# INSTRUCTION:
Pick up the passage on a solicitor's retainer and a client's loss of mental capacity after its last sentence and write what comes next.

# TEXT SEGMENT:
- - - - -

For the defendant, Mr Smith accepted that, whilst a client’s loss of mental capacity has the legal effect of terminating the existing authority of his solicitor, such loss of capacity does not, in itself, have the legal effect of terminating the underlying contract of retainer. That concession was entirely realistic. The normal rule (often referred to as the rule in Imperial Loan Co. v Stone [1892] 1QB 599) is that contracts entered into by a mentally incapacitated person are not void but only voidable, and only then if that person can show he was, at the time of contracting, incapable of knowing what he was doing, and that the other party was aware of the incapacity: see Bowstead & Reynolds on Agency 19th edition, paragraph 2-009. As a contract is not void even if one party lacked mental capacity when it was made, it cannot be the case that subsequent mental incapacity would in itself automatically terminate the contract as a matter of operation of law.

31.

Mr Smith’s contention was that, although a client’s mental incapacity does not terminate a solicitor’s retainer as a matter of law, the practical effect of the termination of the solicitor’s authority is that the contract of retainer can no longer be performed: the client cannot perform his obligation under the contract to give instructions and the solicitor cannot take any steps as he lacks authority. Mr Smith argued that, as the contract of retainer cannot be performed due to an event outside the control of either party, the contract is frustrated and therefore automatically and immediately discharged. This, he pointed out, was the conclusion of the Senior Costs Judge in Findley v Barrington Jones (above) at paragraph 122: “I find, therefore, that as from [the date the Claimant lost mental capacity] the Claimant was no longer able to give instructions, and the contract was at that point frustrated.”

- - - - -

(Data pulled from a collection)

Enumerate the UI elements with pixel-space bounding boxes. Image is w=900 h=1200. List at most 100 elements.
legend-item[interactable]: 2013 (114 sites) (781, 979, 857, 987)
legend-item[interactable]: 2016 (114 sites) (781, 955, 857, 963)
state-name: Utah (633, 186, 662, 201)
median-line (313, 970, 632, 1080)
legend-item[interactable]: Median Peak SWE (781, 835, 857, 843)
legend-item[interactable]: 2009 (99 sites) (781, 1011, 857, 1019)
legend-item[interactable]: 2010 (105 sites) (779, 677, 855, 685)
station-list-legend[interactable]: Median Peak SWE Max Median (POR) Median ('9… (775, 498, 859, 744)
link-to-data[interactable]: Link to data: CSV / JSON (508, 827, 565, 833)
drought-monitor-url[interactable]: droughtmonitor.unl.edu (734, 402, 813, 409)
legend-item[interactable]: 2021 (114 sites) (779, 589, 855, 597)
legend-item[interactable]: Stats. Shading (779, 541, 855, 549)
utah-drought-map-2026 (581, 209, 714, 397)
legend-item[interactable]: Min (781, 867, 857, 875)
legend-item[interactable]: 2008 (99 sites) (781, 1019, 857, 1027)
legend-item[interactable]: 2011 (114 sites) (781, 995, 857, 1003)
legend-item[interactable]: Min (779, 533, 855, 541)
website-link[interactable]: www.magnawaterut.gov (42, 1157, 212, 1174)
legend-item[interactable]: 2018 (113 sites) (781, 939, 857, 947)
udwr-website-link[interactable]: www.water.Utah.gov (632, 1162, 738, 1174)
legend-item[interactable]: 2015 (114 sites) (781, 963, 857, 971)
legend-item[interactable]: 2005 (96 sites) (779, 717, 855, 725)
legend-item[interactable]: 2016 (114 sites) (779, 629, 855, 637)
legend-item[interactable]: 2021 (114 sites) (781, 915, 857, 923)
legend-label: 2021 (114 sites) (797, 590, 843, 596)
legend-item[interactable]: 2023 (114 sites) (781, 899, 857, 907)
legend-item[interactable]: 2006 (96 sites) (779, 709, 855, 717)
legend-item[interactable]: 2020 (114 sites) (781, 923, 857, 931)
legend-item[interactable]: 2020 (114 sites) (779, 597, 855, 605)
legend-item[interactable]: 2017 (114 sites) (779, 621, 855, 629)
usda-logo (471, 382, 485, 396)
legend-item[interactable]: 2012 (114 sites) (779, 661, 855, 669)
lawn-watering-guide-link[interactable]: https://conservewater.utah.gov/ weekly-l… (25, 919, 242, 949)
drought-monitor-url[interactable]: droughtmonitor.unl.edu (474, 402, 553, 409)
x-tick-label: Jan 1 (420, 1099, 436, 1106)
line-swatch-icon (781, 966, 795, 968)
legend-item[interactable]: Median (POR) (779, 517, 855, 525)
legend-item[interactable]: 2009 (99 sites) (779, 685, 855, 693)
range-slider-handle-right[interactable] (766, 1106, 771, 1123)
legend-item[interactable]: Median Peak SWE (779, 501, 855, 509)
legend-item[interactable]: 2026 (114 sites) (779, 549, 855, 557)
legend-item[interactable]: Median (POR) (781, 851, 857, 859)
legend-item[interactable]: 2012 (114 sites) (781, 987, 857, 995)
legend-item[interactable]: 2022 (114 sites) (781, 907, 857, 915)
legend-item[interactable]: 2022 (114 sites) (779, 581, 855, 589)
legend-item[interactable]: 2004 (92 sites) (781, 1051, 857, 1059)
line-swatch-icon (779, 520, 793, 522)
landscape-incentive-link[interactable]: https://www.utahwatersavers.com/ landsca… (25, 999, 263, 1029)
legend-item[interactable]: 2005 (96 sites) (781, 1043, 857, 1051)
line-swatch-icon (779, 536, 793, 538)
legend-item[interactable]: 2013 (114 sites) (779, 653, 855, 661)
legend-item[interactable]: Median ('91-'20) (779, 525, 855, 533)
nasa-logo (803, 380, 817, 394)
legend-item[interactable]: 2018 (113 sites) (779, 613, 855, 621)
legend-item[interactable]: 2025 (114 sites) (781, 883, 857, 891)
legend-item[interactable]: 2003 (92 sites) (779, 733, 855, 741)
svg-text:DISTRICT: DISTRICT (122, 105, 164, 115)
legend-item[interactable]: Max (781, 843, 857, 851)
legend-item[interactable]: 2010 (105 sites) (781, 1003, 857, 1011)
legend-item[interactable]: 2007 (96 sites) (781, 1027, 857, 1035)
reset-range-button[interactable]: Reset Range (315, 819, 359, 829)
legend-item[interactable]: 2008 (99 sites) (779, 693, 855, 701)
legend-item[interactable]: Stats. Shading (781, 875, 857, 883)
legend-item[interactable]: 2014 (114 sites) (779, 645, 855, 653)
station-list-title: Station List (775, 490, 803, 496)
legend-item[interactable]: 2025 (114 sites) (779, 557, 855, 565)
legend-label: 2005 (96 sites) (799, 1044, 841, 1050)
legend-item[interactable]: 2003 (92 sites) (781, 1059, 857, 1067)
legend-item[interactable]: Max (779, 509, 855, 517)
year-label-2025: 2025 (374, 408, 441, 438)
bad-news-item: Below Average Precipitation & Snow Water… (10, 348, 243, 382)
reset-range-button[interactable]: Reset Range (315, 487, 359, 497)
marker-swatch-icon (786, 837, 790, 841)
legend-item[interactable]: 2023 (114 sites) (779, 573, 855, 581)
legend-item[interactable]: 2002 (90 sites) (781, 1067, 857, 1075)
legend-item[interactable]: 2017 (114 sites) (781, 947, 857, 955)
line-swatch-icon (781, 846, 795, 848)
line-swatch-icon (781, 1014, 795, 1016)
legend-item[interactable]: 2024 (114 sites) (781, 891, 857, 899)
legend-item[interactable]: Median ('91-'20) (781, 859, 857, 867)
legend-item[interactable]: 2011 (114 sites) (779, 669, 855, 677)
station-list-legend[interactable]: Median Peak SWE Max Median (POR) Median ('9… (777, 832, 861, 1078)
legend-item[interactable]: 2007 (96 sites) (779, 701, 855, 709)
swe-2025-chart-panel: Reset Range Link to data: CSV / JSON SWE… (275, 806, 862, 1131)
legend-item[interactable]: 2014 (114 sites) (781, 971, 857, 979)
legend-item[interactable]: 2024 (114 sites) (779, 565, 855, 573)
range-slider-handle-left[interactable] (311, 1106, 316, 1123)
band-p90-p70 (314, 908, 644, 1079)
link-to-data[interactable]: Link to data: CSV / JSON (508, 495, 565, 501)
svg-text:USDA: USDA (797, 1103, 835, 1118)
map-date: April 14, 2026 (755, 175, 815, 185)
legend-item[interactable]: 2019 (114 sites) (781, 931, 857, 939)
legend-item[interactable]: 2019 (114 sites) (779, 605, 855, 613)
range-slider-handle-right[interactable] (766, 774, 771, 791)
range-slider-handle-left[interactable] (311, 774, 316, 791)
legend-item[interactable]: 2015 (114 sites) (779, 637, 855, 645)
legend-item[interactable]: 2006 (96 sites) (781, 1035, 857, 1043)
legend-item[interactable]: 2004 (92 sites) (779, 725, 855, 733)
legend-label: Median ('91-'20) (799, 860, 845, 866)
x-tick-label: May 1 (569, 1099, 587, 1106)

- - - - -

# REPLY:
32.

In relation to the retainer in the present case, Mr Smith pointed to clause 2 of the CFA under the heading “Your responsibilities”, which provided that the claimant must “[g]ive us instructions that allow us to do our work properly” and “[c]o-operate with us”. He contended that such provisions were at the heart of the contract, so that any interruption to the claimant’s ability to perform those obligations, however short, frustrated the CFA.

33.

Mr Smith further submitted that the possibility that the authority of the solicitors might in due course be restored was no answer to his argument that their retainer was immediately frustrated when that authority was terminated. He referred to the dictum of Lord Sumner in Bank Line Ltd. v. Arthur Capel & Co. [1919] AC 435 at 454 (referred to by Viscount Simonds in Davis Contractors Ltd. Fareham Urban District Council [1956] AC 696 at 715) that “Rights ought not to be left in suspense or to hang on the chances of subsequent events”. Mr Smith further relied on clause 7(c) of the CFA, which provided that the agreement would automatically terminate on the death of the claimant: this, he argued, demonstrated that the parties did not intend the contract to be suspended whilst steps were taken to provide an alternative route for instructions to be given on behalf of the claimant or her estate.

34.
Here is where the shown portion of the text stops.